• Work to do
Show all lines that include the string "JSON"; copy each one.
================================
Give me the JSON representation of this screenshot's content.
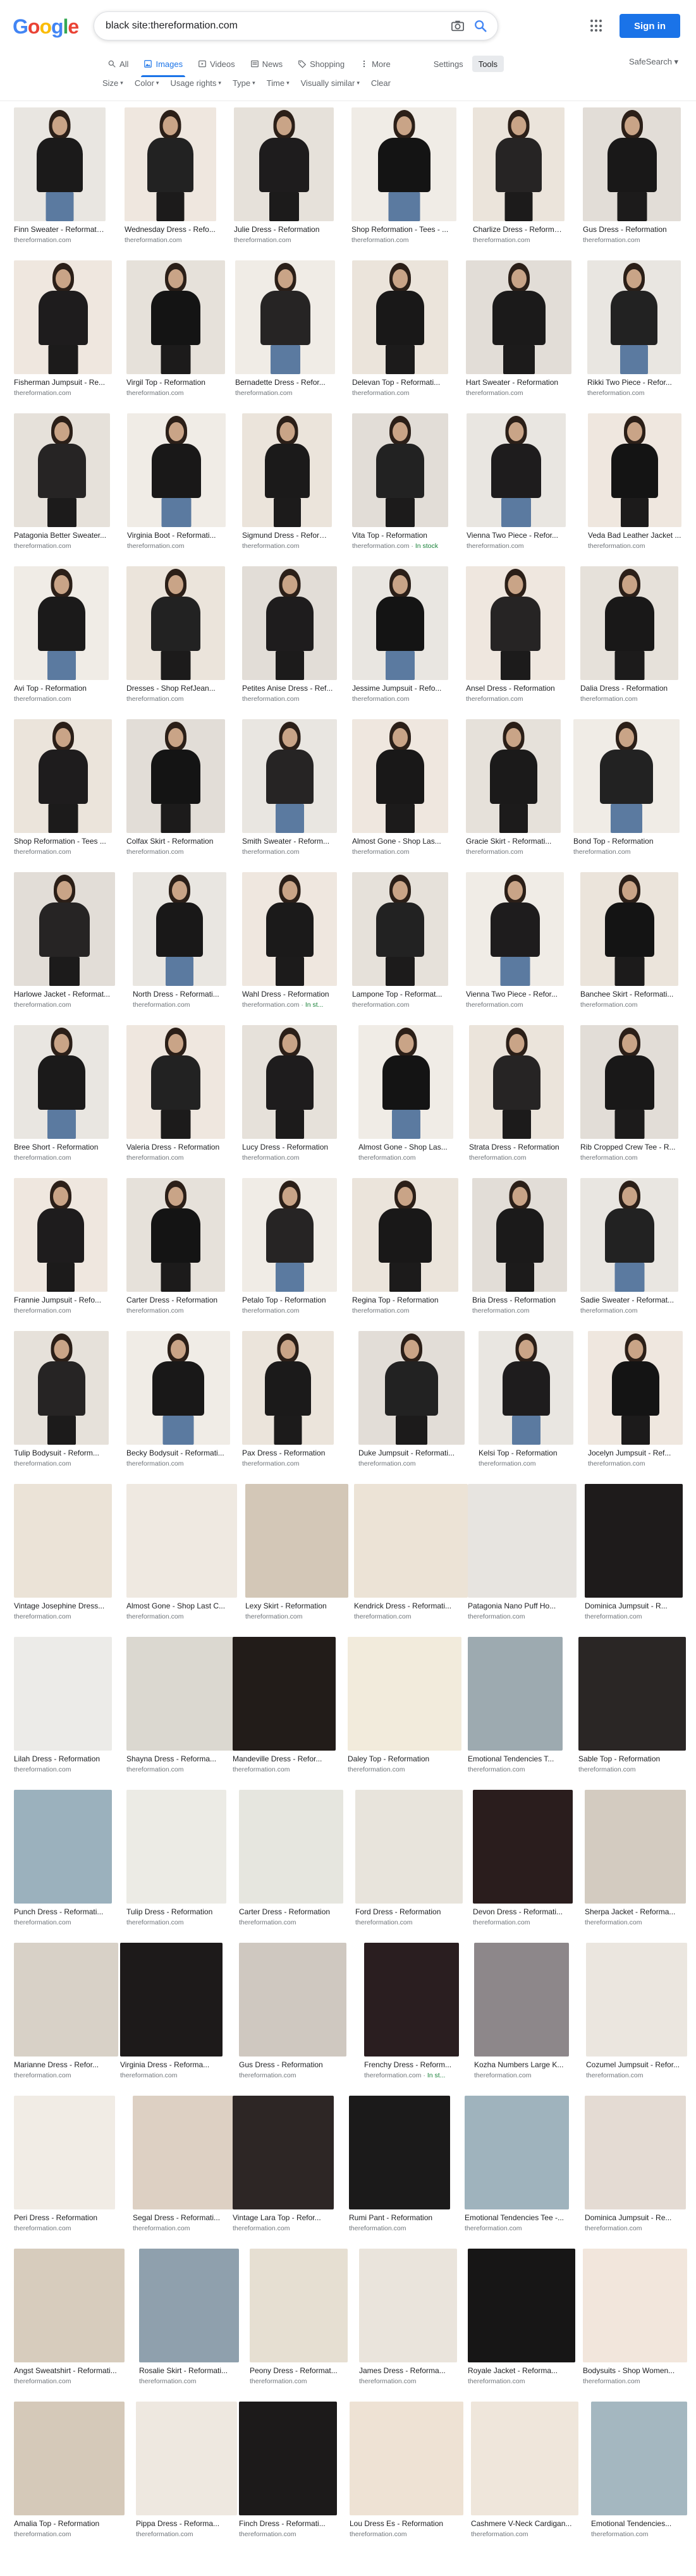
{
  "header": {
    "logo": [
      "G",
      "o",
      "o",
      "g",
      "l",
      "e"
    ],
    "logo_colors": [
      "#4285f4",
      "#ea4335",
      "#fbbc05",
      "#4285f4",
      "#34a853",
      "#ea4335"
    ],
    "search_value": "black site:thereformation.com",
    "sign_in": "Sign in"
  },
  "tabs": [
    {
      "label": "All",
      "icon": "search-icon"
    },
    {
      "label": "Images",
      "icon": "image-icon",
      "active": true
    },
    {
      "label": "Videos",
      "icon": "video-icon"
    },
    {
      "label": "News",
      "icon": "news-icon"
    },
    {
      "label": "Shopping",
      "icon": "tag-icon"
    },
    {
      "label": "More",
      "icon": "more-icon"
    }
  ],
  "settings_label": "Settings",
  "tools_label": "Tools",
  "safesearch": "SafeSearch ▾",
  "filters": [
    "Size",
    "Color",
    "Usage rights",
    "Type",
    "Time",
    "Visually similar"
  ],
  "clear_label": "Clear",
  "colors": {
    "accent": "#1a73e8",
    "in_stock": "#188038"
  },
  "results": [
    [
      {
        "title": "Finn Sweater - Reformation",
        "source": "thereformation.com"
      },
      {
        "title": "Wednesday Dress - Refo...",
        "source": "thereformation.com"
      },
      {
        "title": "Julie Dress - Reformation",
        "source": "thereformation.com"
      },
      {
        "title": "Shop Reformation - Tees - ...",
        "source": "thereformation.com"
      },
      {
        "title": "Charlize Dress - Reformati...",
        "source": "thereformation.com"
      },
      {
        "title": "Gus Dress - Reformation",
        "source": "thereformation.com"
      }
    ],
    [
      {
        "title": "Fisherman Jumpsuit - Re...",
        "source": "thereformation.com"
      },
      {
        "title": "Virgil Top - Reformation",
        "source": "thereformation.com"
      },
      {
        "title": "Bernadette Dress - Refor...",
        "source": "thereformation.com"
      },
      {
        "title": "Delevan Top - Reformati...",
        "source": "thereformation.com"
      },
      {
        "title": "Hart Sweater - Reformation",
        "source": "thereformation.com"
      },
      {
        "title": "Rikki Two Piece - Refor...",
        "source": "thereformation.com"
      }
    ],
    [
      {
        "title": "Patagonia Better Sweater...",
        "source": "thereformation.com"
      },
      {
        "title": "Virginia Boot - Reformati...",
        "source": "thereformation.com"
      },
      {
        "title": "Sigmund Dress - Reforma...",
        "source": "thereformation.com"
      },
      {
        "title": "Vita Top - Reformation",
        "source": "thereformation.com",
        "badge": "In stock"
      },
      {
        "title": "Vienna Two Piece - Refor...",
        "source": "thereformation.com"
      },
      {
        "title": "Veda Bad Leather Jacket ...",
        "source": "thereformation.com"
      }
    ],
    [
      {
        "title": "Avi Top - Reformation",
        "source": "thereformation.com"
      },
      {
        "title": "Dresses - Shop RefJean...",
        "source": "thereformation.com"
      },
      {
        "title": "Petites Anise Dress - Ref...",
        "source": "thereformation.com"
      },
      {
        "title": "Jessime Jumpsuit - Refo...",
        "source": "thereformation.com"
      },
      {
        "title": "Ansel Dress - Reformation",
        "source": "thereformation.com"
      },
      {
        "title": "Dalia Dress - Reformation",
        "source": "thereformation.com"
      }
    ],
    [
      {
        "title": "Shop Reformation - Tees ...",
        "source": "thereformation.com"
      },
      {
        "title": "Colfax Skirt - Reformation",
        "source": "thereformation.com"
      },
      {
        "title": "Smith Sweater - Reform...",
        "source": "thereformation.com"
      },
      {
        "title": "Almost Gone - Shop Las...",
        "source": "thereformation.com"
      },
      {
        "title": "Gracie Skirt - Reformati...",
        "source": "thereformation.com"
      },
      {
        "title": "Bond Top - Reformation",
        "source": "thereformation.com"
      }
    ],
    [
      {
        "title": "Harlowe Jacket - Reformat...",
        "source": "thereformation.com"
      },
      {
        "title": "North Dress - Reformati...",
        "source": "thereformation.com"
      },
      {
        "title": "Wahl Dress - Reformation",
        "source": "thereformation.com",
        "badge": "In st..."
      },
      {
        "title": "Lampone Top - Reformat...",
        "source": "thereformation.com"
      },
      {
        "title": "Vienna Two Piece - Refor...",
        "source": "thereformation.com"
      },
      {
        "title": "Banchee Skirt - Reformati...",
        "source": "thereformation.com"
      }
    ],
    [
      {
        "title": "Bree Short - Reformation",
        "source": "thereformation.com"
      },
      {
        "title": "Valeria Dress - Reformation",
        "source": "thereformation.com"
      },
      {
        "title": "Lucy Dress - Reformation",
        "source": "thereformation.com"
      },
      {
        "title": "Almost Gone - Shop Las...",
        "source": "thereformation.com"
      },
      {
        "title": "Strata Dress - Reformation",
        "source": "thereformation.com"
      },
      {
        "title": "Rib Cropped Crew Tee - R...",
        "source": "thereformation.com"
      }
    ],
    [
      {
        "title": "Frannie Jumpsuit - Refo...",
        "source": "thereformation.com"
      },
      {
        "title": "Carter Dress - Reformation",
        "source": "thereformation.com"
      },
      {
        "title": "Petalo Top - Reformation",
        "source": "thereformation.com"
      },
      {
        "title": "Regina Top - Reformation",
        "source": "thereformation.com"
      },
      {
        "title": "Bria Dress - Reformation",
        "source": "thereformation.com"
      },
      {
        "title": "Sadie Sweater - Reformat...",
        "source": "thereformation.com"
      }
    ],
    [
      {
        "title": "Tulip Bodysuit - Reform...",
        "source": "thereformation.com"
      },
      {
        "title": "Becky Bodysuit - Reformati...",
        "source": "thereformation.com"
      },
      {
        "title": "Pax Dress - Reformation",
        "source": "thereformation.com"
      },
      {
        "title": "Duke Jumpsuit - Reformati...",
        "source": "thereformation.com"
      },
      {
        "title": "Kelsi Top - Reformation",
        "source": "thereformation.com"
      },
      {
        "title": "Jocelyn Jumpsuit - Ref...",
        "source": "thereformation.com"
      }
    ],
    [
      {
        "title": "Vintage Josephine Dress...",
        "source": "thereformation.com"
      },
      {
        "title": "Almost Gone - Shop Last C...",
        "source": "thereformation.com"
      },
      {
        "title": "Lexy Skirt - Reformation",
        "source": "thereformation.com"
      },
      {
        "title": "Kendrick Dress - Reformati...",
        "source": "thereformation.com"
      },
      {
        "title": "Patagonia Nano Puff Ho...",
        "source": "thereformation.com"
      },
      {
        "title": "Dominica Jumpsuit - R...",
        "source": "thereformation.com"
      }
    ],
    [
      {
        "title": "Lilah Dress - Reformation",
        "source": "thereformation.com"
      },
      {
        "title": "Shayna Dress - Reforma...",
        "source": "thereformation.com"
      },
      {
        "title": "Mandeville Dress - Refor...",
        "source": "thereformation.com"
      },
      {
        "title": "Daley Top - Reformation",
        "source": "thereformation.com"
      },
      {
        "title": "Emotional Tendencies T...",
        "source": "thereformation.com"
      },
      {
        "title": "Sable Top - Reformation",
        "source": "thereformation.com"
      }
    ],
    [
      {
        "title": "Punch Dress - Reformati...",
        "source": "thereformation.com"
      },
      {
        "title": "Tulip Dress - Reformation",
        "source": "thereformation.com"
      },
      {
        "title": "Carter Dress - Reformation",
        "source": "thereformation.com"
      },
      {
        "title": "Ford Dress - Reformation",
        "source": "thereformation.com"
      },
      {
        "title": "Devon Dress - Reformati...",
        "source": "thereformation.com"
      },
      {
        "title": "Sherpa Jacket - Reforma...",
        "source": "thereformation.com"
      }
    ],
    [
      {
        "title": "Marianne Dress - Refor...",
        "source": "thereformation.com"
      },
      {
        "title": "Virginia Dress - Reforma...",
        "source": "thereformation.com"
      },
      {
        "title": "Gus Dress - Reformation",
        "source": "thereformation.com"
      },
      {
        "title": "Frenchy Dress - Reform...",
        "source": "thereformation.com",
        "badge": "In st..."
      },
      {
        "title": "Kozha Numbers Large K...",
        "source": "thereformation.com"
      },
      {
        "title": "Cozumel Jumpsuit - Refor...",
        "source": "thereformation.com"
      }
    ],
    [
      {
        "title": "Peri Dress - Reformation",
        "source": "thereformation.com"
      },
      {
        "title": "Segal Dress - Reformati...",
        "source": "thereformation.com"
      },
      {
        "title": "Vintage Lara Top - Refor...",
        "source": "thereformation.com"
      },
      {
        "title": "Rumi Pant - Reformation",
        "source": "thereformation.com"
      },
      {
        "title": "Emotional Tendencies Tee -...",
        "source": "thereformation.com"
      },
      {
        "title": "Dominica Jumpsuit - Re...",
        "source": "thereformation.com"
      }
    ],
    [
      {
        "title": "Angst Sweatshirt - Reformati...",
        "source": "thereformation.com"
      },
      {
        "title": "Rosalie Skirt - Reformati...",
        "source": "thereformation.com"
      },
      {
        "title": "Peony Dress - Reformat...",
        "source": "thereformation.com"
      },
      {
        "title": "James Dress - Reforma...",
        "source": "thereformation.com"
      },
      {
        "title": "Royale Jacket - Reforma...",
        "source": "thereformation.com"
      },
      {
        "title": "Bodysuits - Shop Women...",
        "source": "thereformation.com"
      }
    ],
    [
      {
        "title": "Amalia Top - Reformation",
        "source": "thereformation.com"
      },
      {
        "title": "Pippa Dress - Reforma...",
        "source": "thereformation.com"
      },
      {
        "title": "Finch Dress - Reformati...",
        "source": "thereformation.com"
      },
      {
        "title": "Lou Dress Es - Reformation",
        "source": "thereformation.com"
      },
      {
        "title": "Cashmere V-Neck Cardigan...",
        "source": "thereformation.com"
      },
      {
        "title": "Emotional Tendencies...",
        "source": "thereformation.com"
      }
    ]
  ]
}
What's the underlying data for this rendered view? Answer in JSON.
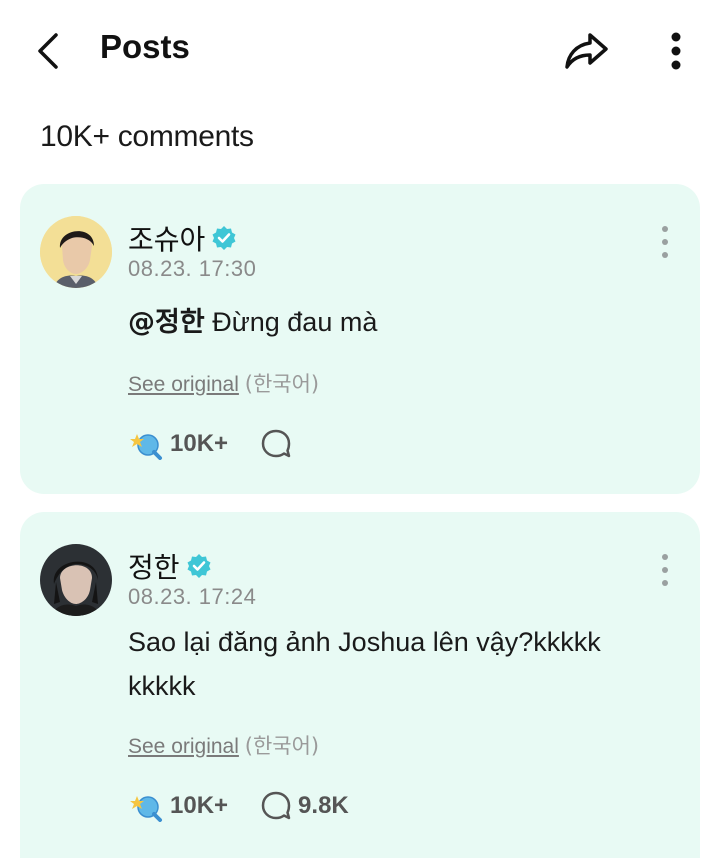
{
  "header": {
    "title": "Posts"
  },
  "comments_header": {
    "count_label": "10K+ comments"
  },
  "comments": [
    {
      "author": "조슈아",
      "timestamp": "08.23. 17:30",
      "mention": "@정한",
      "text": " Đừng đau mà",
      "see_original": "See original",
      "language": "(한국어)",
      "likes": "10K+",
      "replies": ""
    },
    {
      "author": "정한",
      "timestamp": "08.23. 17:24",
      "mention": "",
      "text": "Sao lại đăng ảnh Joshua lên vậy?kkkkk kkkkk",
      "see_original": "See original",
      "language": "(한국어)",
      "likes": "10K+",
      "replies": "9.8K"
    }
  ],
  "colors": {
    "card_background": "#e8faf4",
    "verified_badge": "#3fc6d6",
    "muted_text": "#8a8a8a"
  },
  "icons": [
    "back-arrow-icon",
    "share-icon",
    "more-vertical-icon",
    "verified-badge-icon",
    "cheer-icon",
    "reply-bubble-icon",
    "kebab-icon"
  ]
}
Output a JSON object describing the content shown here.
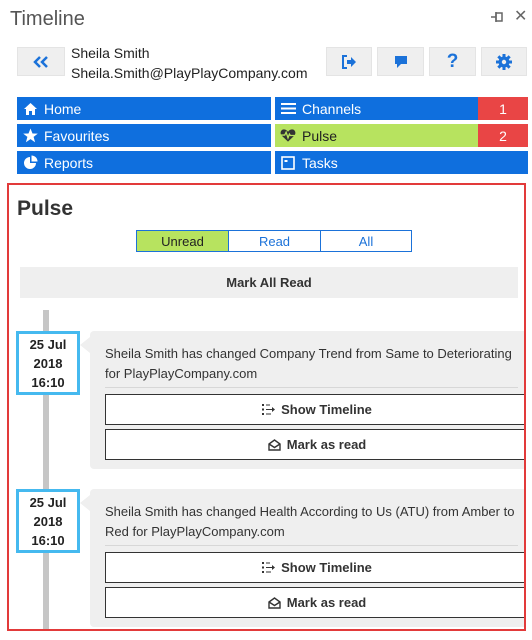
{
  "app": {
    "title": "Timeline"
  },
  "user": {
    "name": "Sheila Smith",
    "email": "Sheila.Smith@PlayPlayCompany.com"
  },
  "nav": {
    "home": "Home",
    "channels": "Channels",
    "channels_badge": "1",
    "favourites": "Favourites",
    "pulse": "Pulse",
    "pulse_badge": "2",
    "reports": "Reports",
    "tasks": "Tasks"
  },
  "pulse": {
    "title": "Pulse",
    "filters": {
      "unread": "Unread",
      "read": "Read",
      "all": "All"
    },
    "mark_all": "Mark All Read",
    "items": [
      {
        "day": "25 Jul",
        "year": "2018",
        "time": "16:10",
        "text": "Sheila Smith has changed Company Trend from Same to Deteriorating for PlayPlayCompany.com",
        "show_timeline": "Show Timeline",
        "mark_read": "Mark as read"
      },
      {
        "day": "25 Jul",
        "year": "2018",
        "time": "16:10",
        "text": "Sheila Smith has changed Health According to Us (ATU) from Amber to Red for PlayPlayCompany.com",
        "show_timeline": "Show Timeline",
        "mark_read": "Mark as read"
      }
    ]
  },
  "colors": {
    "nav_blue": "#0f6fde",
    "active_green": "#b7e35f",
    "badge_red": "#e94545",
    "date_border": "#45b9ef",
    "highlight_red": "#e23a3a"
  }
}
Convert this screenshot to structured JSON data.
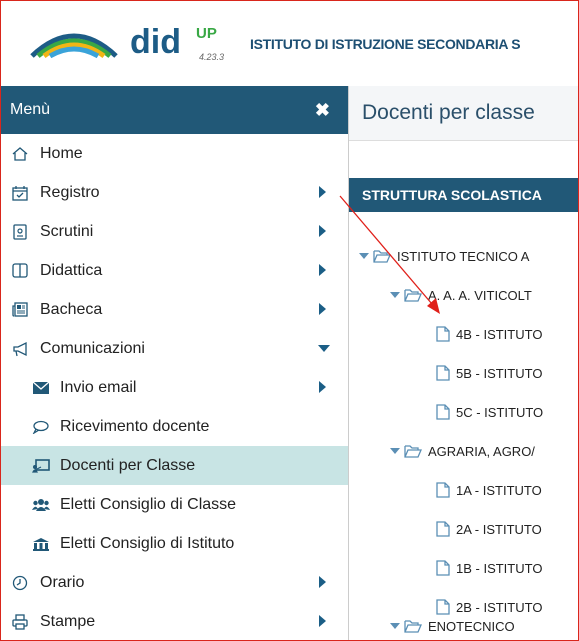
{
  "header": {
    "brand": "did",
    "brand_sup": "UP",
    "version": "4.23.3",
    "school": "ISTITUTO DI ISTRUZIONE SECONDARIA S"
  },
  "sidebar": {
    "menu_title": "Menù",
    "close_glyph": "✖",
    "items": [
      {
        "label": "Home",
        "icon": "home-icon"
      },
      {
        "label": "Registro",
        "icon": "calendar-icon"
      },
      {
        "label": "Scrutini",
        "icon": "scrutini-icon"
      },
      {
        "label": "Didattica",
        "icon": "book-icon"
      },
      {
        "label": "Bacheca",
        "icon": "newspaper-icon"
      },
      {
        "label": "Comunicazioni",
        "icon": "megaphone-icon"
      },
      {
        "label": "Invio email",
        "icon": "envelope-icon"
      },
      {
        "label": "Ricevimento docente",
        "icon": "chat-icon"
      },
      {
        "label": "Docenti per Classe",
        "icon": "chalkboard-icon"
      },
      {
        "label": "Eletti Consiglio di Classe",
        "icon": "users-icon"
      },
      {
        "label": "Eletti Consiglio di Istituto",
        "icon": "institute-icon"
      },
      {
        "label": "Orario",
        "icon": "clock-icon"
      },
      {
        "label": "Stampe",
        "icon": "printer-icon"
      }
    ]
  },
  "main": {
    "title": "Docenti per classe",
    "structure_header": "STRUTTURA SCOLASTICA",
    "tree": [
      {
        "label": "ISTITUTO TECNICO A",
        "type": "folder"
      },
      {
        "label": "A. A. A. VITICOLT",
        "type": "folder"
      },
      {
        "label": "4B - ISTITUTO",
        "type": "file"
      },
      {
        "label": "5B - ISTITUTO",
        "type": "file"
      },
      {
        "label": "5C - ISTITUTO",
        "type": "file"
      },
      {
        "label": "AGRARIA, AGRO/",
        "type": "folder"
      },
      {
        "label": "1A - ISTITUTO",
        "type": "file"
      },
      {
        "label": "2A - ISTITUTO",
        "type": "file"
      },
      {
        "label": "1B - ISTITUTO",
        "type": "file"
      },
      {
        "label": "2B - ISTITUTO",
        "type": "file"
      },
      {
        "label": "ENOTECNICO",
        "type": "folder"
      }
    ]
  },
  "colors": {
    "primary": "#215877",
    "active_row": "#c8e4e4",
    "annotation_arrow": "#e0201a"
  }
}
================================
• Answer to this task
Give me the JSON representation of this screenshot's content.
What's the underlying data for this rendered view? Answer in JSON.
Output a JSON object describing the content shown here.
Convert this screenshot to structured JSON data.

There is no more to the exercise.